##### Material provided

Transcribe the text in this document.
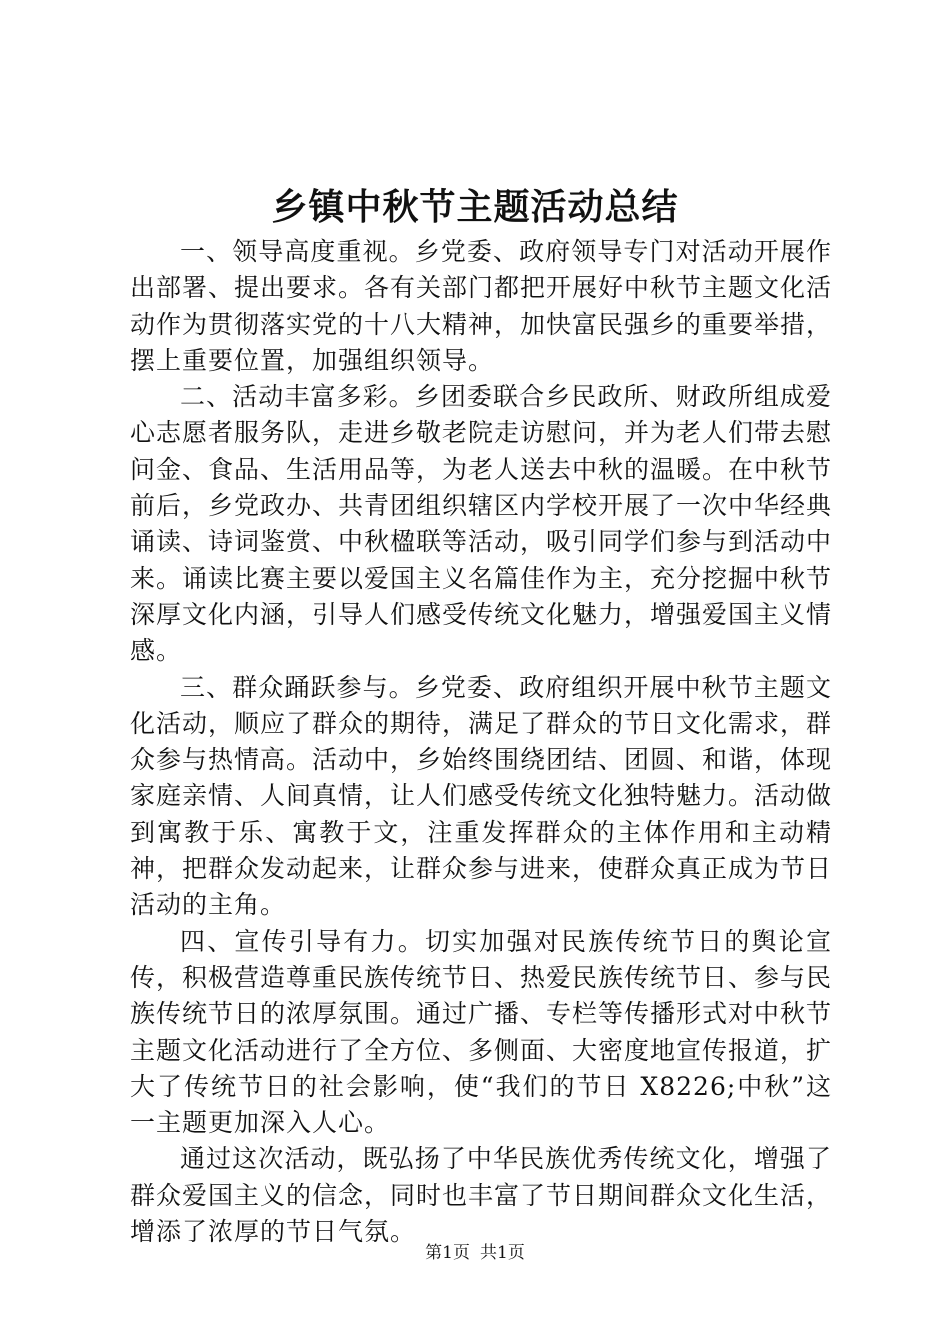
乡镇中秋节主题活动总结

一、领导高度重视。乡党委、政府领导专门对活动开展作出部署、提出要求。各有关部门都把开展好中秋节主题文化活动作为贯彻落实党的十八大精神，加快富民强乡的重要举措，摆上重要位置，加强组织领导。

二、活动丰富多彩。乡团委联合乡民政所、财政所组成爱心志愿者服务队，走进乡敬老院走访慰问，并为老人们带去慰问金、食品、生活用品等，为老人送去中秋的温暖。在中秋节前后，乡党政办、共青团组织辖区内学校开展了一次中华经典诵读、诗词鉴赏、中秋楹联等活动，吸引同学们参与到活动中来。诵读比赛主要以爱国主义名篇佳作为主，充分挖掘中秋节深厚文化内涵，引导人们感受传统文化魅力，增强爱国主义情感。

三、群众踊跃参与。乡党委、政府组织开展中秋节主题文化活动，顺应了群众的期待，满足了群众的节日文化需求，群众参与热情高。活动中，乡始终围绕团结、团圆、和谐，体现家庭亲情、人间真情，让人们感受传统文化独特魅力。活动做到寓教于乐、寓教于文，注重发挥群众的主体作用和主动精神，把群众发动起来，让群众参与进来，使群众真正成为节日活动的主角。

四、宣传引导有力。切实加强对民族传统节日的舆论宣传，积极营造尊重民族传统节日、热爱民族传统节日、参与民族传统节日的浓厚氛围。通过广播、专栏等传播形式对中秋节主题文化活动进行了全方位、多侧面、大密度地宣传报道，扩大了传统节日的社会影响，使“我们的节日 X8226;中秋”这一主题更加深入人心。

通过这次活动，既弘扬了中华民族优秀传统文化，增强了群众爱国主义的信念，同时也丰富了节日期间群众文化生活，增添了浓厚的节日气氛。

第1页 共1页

##########
##### Material provided

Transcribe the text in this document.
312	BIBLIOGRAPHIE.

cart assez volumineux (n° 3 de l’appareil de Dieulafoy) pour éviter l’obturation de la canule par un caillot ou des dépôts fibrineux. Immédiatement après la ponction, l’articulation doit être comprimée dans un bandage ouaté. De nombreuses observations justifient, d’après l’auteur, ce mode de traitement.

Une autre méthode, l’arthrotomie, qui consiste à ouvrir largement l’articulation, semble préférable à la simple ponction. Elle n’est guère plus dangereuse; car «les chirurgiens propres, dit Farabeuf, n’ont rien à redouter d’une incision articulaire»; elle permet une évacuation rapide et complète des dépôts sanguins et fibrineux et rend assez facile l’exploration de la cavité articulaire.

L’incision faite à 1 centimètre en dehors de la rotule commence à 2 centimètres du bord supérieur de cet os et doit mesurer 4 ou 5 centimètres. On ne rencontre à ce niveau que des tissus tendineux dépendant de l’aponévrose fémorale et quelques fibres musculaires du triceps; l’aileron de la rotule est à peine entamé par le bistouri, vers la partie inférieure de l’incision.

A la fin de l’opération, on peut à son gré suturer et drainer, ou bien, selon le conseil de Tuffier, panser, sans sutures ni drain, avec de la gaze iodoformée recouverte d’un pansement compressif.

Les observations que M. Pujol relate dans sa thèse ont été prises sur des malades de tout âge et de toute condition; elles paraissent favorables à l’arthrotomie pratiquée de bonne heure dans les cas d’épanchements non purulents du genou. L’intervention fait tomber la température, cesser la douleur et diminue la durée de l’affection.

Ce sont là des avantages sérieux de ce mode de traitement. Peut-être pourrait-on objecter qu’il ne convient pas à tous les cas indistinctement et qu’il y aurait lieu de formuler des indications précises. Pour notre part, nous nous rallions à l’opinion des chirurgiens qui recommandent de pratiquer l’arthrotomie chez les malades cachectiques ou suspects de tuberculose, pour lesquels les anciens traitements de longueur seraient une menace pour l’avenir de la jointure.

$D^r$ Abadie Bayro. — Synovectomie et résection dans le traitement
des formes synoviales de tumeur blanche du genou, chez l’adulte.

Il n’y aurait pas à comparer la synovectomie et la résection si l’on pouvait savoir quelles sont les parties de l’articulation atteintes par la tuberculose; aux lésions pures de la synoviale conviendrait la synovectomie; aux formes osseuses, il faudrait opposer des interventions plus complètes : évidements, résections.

##########

Exercise aim: Look through the entries above. Extract each line with the word "fibrineux".

Output below:
cart assez volumineux (n° 3 de l’appareil de Dieulafoy) pour éviter l’obturation de la canule par un caillot ou des dépôts fibrineux. Immédiatement après la ponction, l’articulation doit être comprimée dans un bandage ouaté. De nombreuses observations justifient, d’après l’auteur, ce mode de traitement.
Une autre méthode, l’arthrotomie, qui consiste à ouvrir largement l’articulation, semble préférable à la simple ponction. Elle n’est guère plus dangereuse; car «les chirurgiens propres, dit Farabeuf, n’ont rien à redouter d’une incision articulaire»; elle permet une évacuation rapide et complète des dépôts sanguins et fibrineux et rend assez facile l’exploration de la cavité articulaire.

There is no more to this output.